#### [Challenge]
Output all entries verbatim. Skip pictures.

Figure record extracts
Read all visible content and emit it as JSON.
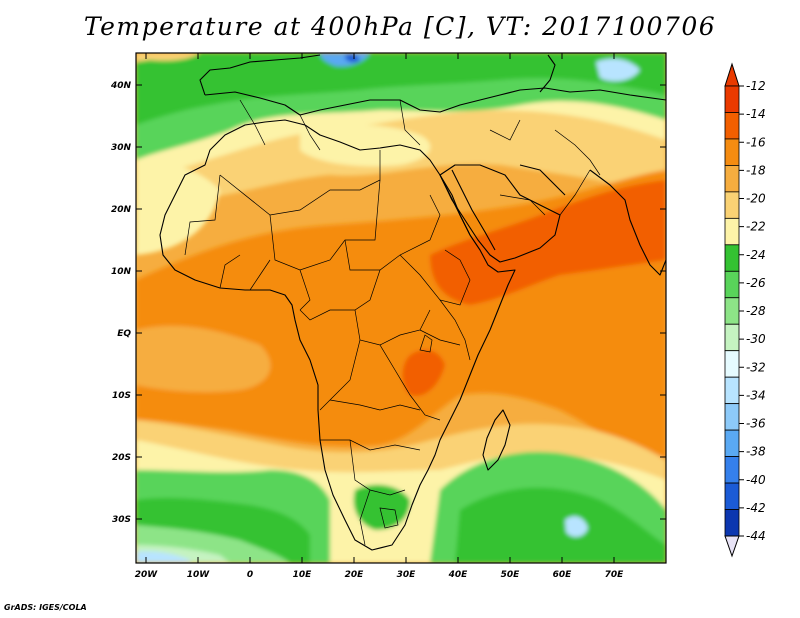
{
  "title": "Temperature at 400hPa [C], VT: 2017100706",
  "credit": "GrADS: IGES/COLA",
  "map": {
    "lat_labels": [
      "40N",
      "30N",
      "20N",
      "10N",
      "EQ",
      "10S",
      "20S",
      "30S"
    ],
    "lon_labels": [
      "20W",
      "10W",
      "0",
      "10E",
      "20E",
      "30E",
      "40E",
      "50E",
      "60E",
      "70E"
    ]
  },
  "colorbar": {
    "labels": [
      "-12",
      "-14",
      "-16",
      "-18",
      "-20",
      "-22",
      "-24",
      "-26",
      "-28",
      "-30",
      "-32",
      "-34",
      "-36",
      "-38",
      "-40",
      "-42",
      "-44"
    ],
    "colors": [
      "#ea3a00",
      "#f25f00",
      "#f58c11",
      "#f6ad3f",
      "#fad274",
      "#fdf3a8",
      "#34c232",
      "#59d45a",
      "#8de487",
      "#c5f3c1",
      "#e6fbff",
      "#b8e4ff",
      "#8dcaf9",
      "#5aa9f3",
      "#3580ec",
      "#1b5bd6",
      "#0c37b0"
    ],
    "top_triangle_color": "#ea3a00",
    "bottom_triangle_color": "#e8e3f6"
  }
}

#### [Task answer]
Read all visible content and emit it as JSON.
{
  "title": "Temperature at 400hPa [C], VT: 2017100706",
  "credit": "GrADS: IGES/COLA",
  "map": {
    "lat_labels": [
      "40N",
      "30N",
      "20N",
      "10N",
      "EQ",
      "10S",
      "20S",
      "30S"
    ],
    "lon_labels": [
      "20W",
      "10W",
      "0",
      "10E",
      "20E",
      "30E",
      "40E",
      "50E",
      "60E",
      "70E"
    ]
  },
  "colorbar": {
    "labels": [
      "-12",
      "-14",
      "-16",
      "-18",
      "-20",
      "-22",
      "-24",
      "-26",
      "-28",
      "-30",
      "-32",
      "-34",
      "-36",
      "-38",
      "-40",
      "-42",
      "-44"
    ],
    "colors": [
      "#ea3a00",
      "#f25f00",
      "#f58c11",
      "#f6ad3f",
      "#fad274",
      "#fdf3a8",
      "#34c232",
      "#59d45a",
      "#8de487",
      "#c5f3c1",
      "#e6fbff",
      "#b8e4ff",
      "#8dcaf9",
      "#5aa9f3",
      "#3580ec",
      "#1b5bd6",
      "#0c37b0"
    ],
    "top_triangle_color": "#ea3a00",
    "bottom_triangle_color": "#e8e3f6"
  }
}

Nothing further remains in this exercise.